*Instructions to follow*: Show each line from the listing that includes the word "Output".
◇ ◇ ◇ ◇ ◇ ◇ ◇
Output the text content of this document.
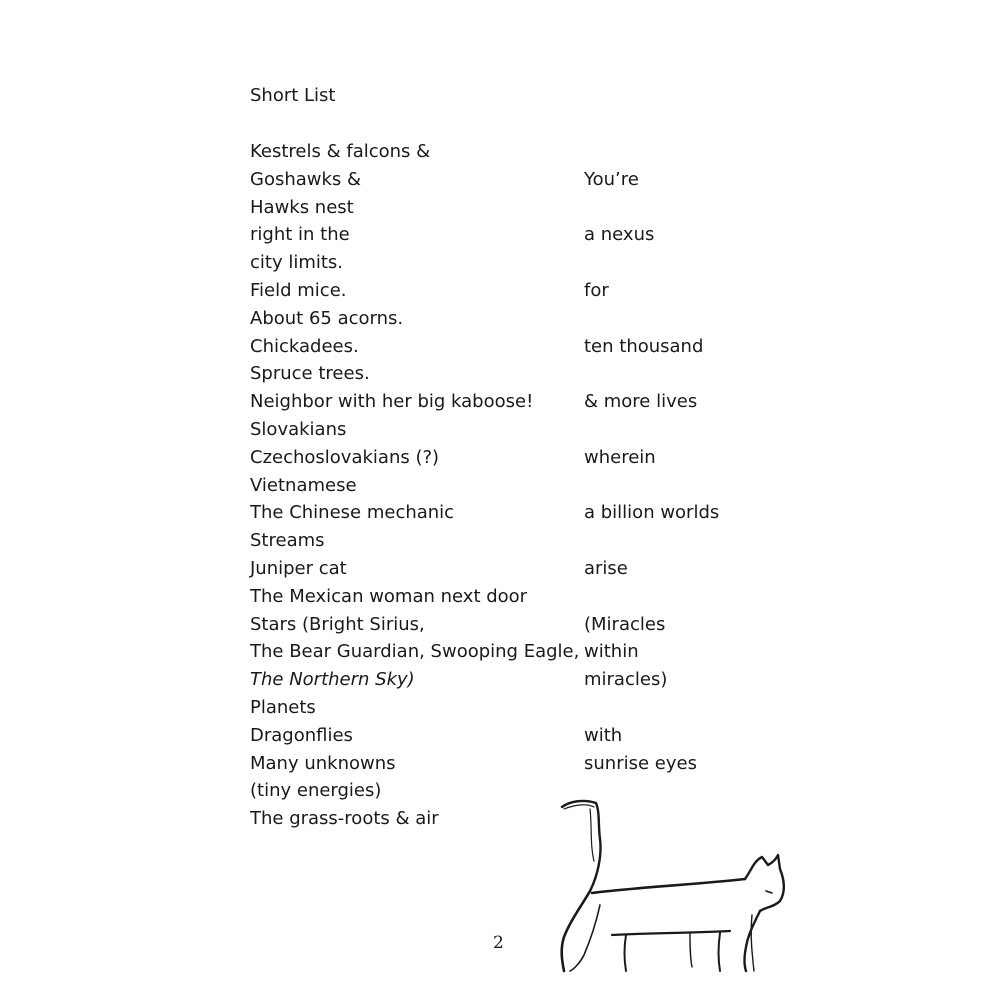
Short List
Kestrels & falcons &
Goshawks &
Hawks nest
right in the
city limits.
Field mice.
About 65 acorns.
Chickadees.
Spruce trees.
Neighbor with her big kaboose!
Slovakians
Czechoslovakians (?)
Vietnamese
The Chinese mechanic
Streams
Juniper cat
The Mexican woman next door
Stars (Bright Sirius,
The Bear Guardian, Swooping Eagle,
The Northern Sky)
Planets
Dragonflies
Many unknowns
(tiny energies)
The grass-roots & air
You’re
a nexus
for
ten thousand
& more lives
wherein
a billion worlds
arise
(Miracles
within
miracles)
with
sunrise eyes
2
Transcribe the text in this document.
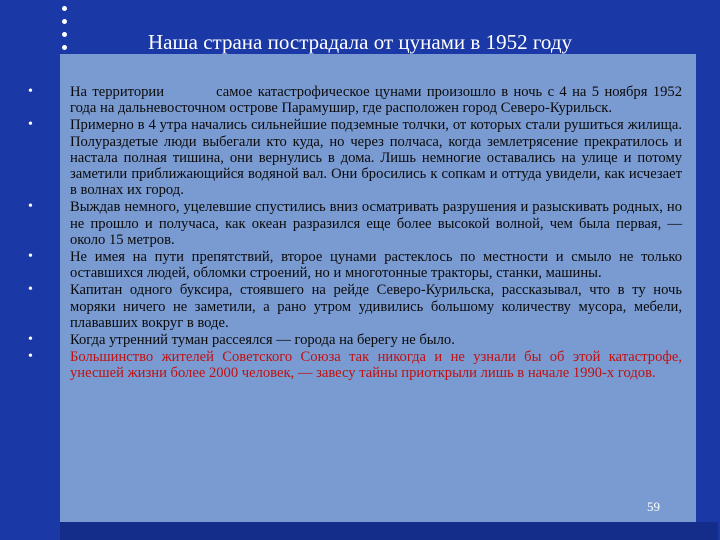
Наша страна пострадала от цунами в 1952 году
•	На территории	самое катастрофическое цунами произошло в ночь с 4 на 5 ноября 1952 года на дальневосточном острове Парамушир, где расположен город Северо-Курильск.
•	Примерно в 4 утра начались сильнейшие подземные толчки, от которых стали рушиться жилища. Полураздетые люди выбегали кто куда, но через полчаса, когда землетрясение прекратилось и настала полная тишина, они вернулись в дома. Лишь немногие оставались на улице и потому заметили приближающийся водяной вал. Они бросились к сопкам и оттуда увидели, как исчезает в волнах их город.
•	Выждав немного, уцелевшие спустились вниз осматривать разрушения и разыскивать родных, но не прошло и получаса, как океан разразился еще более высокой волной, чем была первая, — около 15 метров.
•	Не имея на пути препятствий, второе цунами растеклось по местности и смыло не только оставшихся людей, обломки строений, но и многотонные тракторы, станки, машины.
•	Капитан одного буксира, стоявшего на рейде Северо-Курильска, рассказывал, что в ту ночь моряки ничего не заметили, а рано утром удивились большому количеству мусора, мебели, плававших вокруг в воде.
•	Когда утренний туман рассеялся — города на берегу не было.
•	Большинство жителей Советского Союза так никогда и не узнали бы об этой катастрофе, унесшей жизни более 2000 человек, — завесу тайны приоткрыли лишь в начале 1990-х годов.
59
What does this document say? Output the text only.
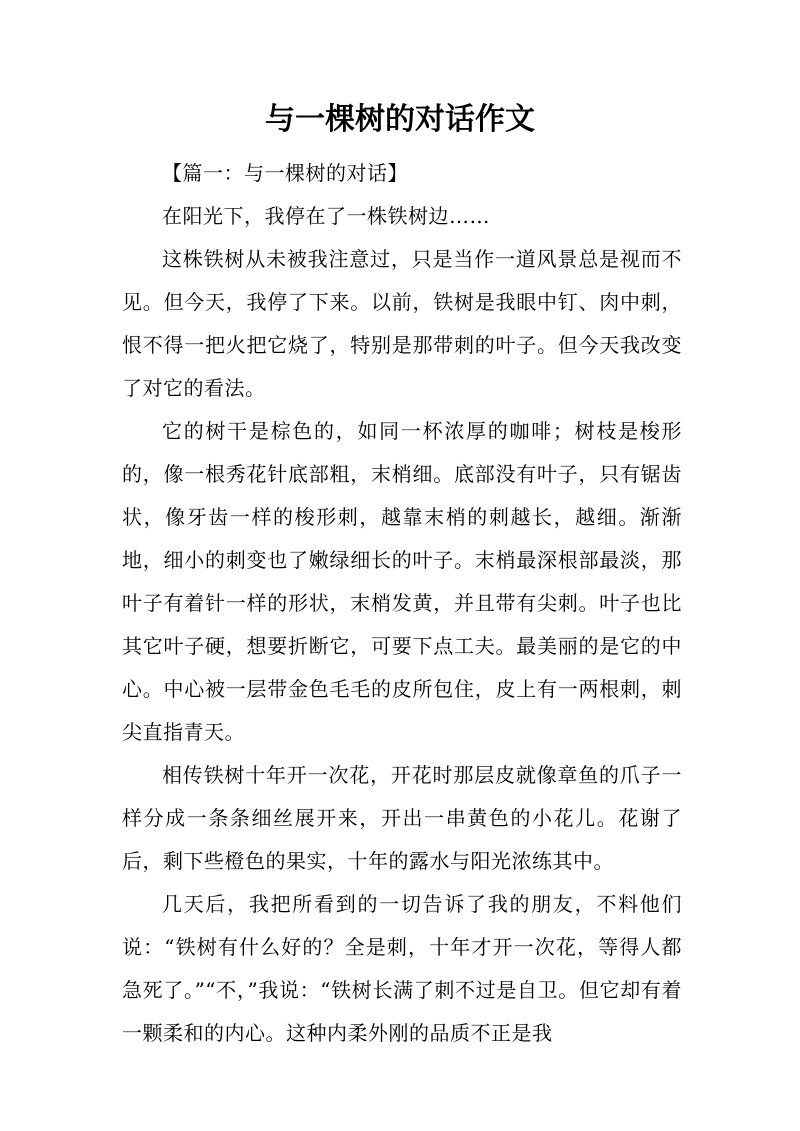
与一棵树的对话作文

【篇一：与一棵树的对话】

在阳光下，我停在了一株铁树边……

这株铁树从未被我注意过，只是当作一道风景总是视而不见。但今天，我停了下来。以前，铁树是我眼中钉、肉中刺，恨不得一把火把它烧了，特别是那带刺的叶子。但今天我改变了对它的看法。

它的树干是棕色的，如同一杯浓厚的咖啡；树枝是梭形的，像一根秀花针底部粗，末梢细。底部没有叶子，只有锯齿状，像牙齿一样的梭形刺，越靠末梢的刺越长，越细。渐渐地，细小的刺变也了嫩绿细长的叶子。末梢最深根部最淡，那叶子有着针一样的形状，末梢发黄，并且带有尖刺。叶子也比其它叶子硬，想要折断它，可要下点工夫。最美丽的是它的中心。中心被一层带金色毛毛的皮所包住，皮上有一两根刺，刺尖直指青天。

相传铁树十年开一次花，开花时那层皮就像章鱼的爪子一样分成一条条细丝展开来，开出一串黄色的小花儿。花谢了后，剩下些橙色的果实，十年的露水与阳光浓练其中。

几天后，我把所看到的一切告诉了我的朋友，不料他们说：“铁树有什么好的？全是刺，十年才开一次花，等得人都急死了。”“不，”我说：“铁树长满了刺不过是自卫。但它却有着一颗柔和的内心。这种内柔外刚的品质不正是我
◇ ◇ ◇ ◇ ◇ ◇ ◇
*Expected answer*:
Output the text content of this document.
What does this document say? Output the text only.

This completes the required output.